Stored data entries:
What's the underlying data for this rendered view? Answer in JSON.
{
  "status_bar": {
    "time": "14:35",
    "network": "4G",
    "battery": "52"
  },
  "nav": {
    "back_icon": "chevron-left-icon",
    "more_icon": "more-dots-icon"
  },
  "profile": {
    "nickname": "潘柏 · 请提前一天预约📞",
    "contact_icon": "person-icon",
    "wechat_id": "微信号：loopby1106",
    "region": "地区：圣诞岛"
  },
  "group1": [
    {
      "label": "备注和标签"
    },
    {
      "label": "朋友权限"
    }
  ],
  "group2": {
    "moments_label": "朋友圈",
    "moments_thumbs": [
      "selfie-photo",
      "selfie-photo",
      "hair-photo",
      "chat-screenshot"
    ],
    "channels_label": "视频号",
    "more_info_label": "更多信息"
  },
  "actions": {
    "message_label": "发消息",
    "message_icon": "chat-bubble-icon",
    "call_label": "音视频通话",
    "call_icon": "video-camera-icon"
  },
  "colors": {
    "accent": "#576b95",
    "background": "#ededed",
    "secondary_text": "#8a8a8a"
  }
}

# WRITTEN REQUEST
Copy out the whole listing exactly as written.

# RESULT OF THIS TASK
What's the underlying data for this rendered view? Answer in JSON.
{
  "status_bar": {
    "time": "14:35",
    "network": "4G",
    "battery": "52"
  },
  "nav": {
    "back_icon": "chevron-left-icon",
    "more_icon": "more-dots-icon"
  },
  "profile": {
    "nickname": "潘柏 · 请提前一天预约📞",
    "contact_icon": "person-icon",
    "wechat_id": "微信号：loopby1106",
    "region": "地区：圣诞岛"
  },
  "group1": [
    {
      "label": "备注和标签"
    },
    {
      "label": "朋友权限"
    }
  ],
  "group2": {
    "moments_label": "朋友圈",
    "moments_thumbs": [
      "selfie-photo",
      "selfie-photo",
      "hair-photo",
      "chat-screenshot"
    ],
    "channels_label": "视频号",
    "more_info_label": "更多信息"
  },
  "actions": {
    "message_label": "发消息",
    "message_icon": "chat-bubble-icon",
    "call_label": "音视频通话",
    "call_icon": "video-camera-icon"
  },
  "colors": {
    "accent": "#576b95",
    "background": "#ededed",
    "secondary_text": "#8a8a8a"
  }
}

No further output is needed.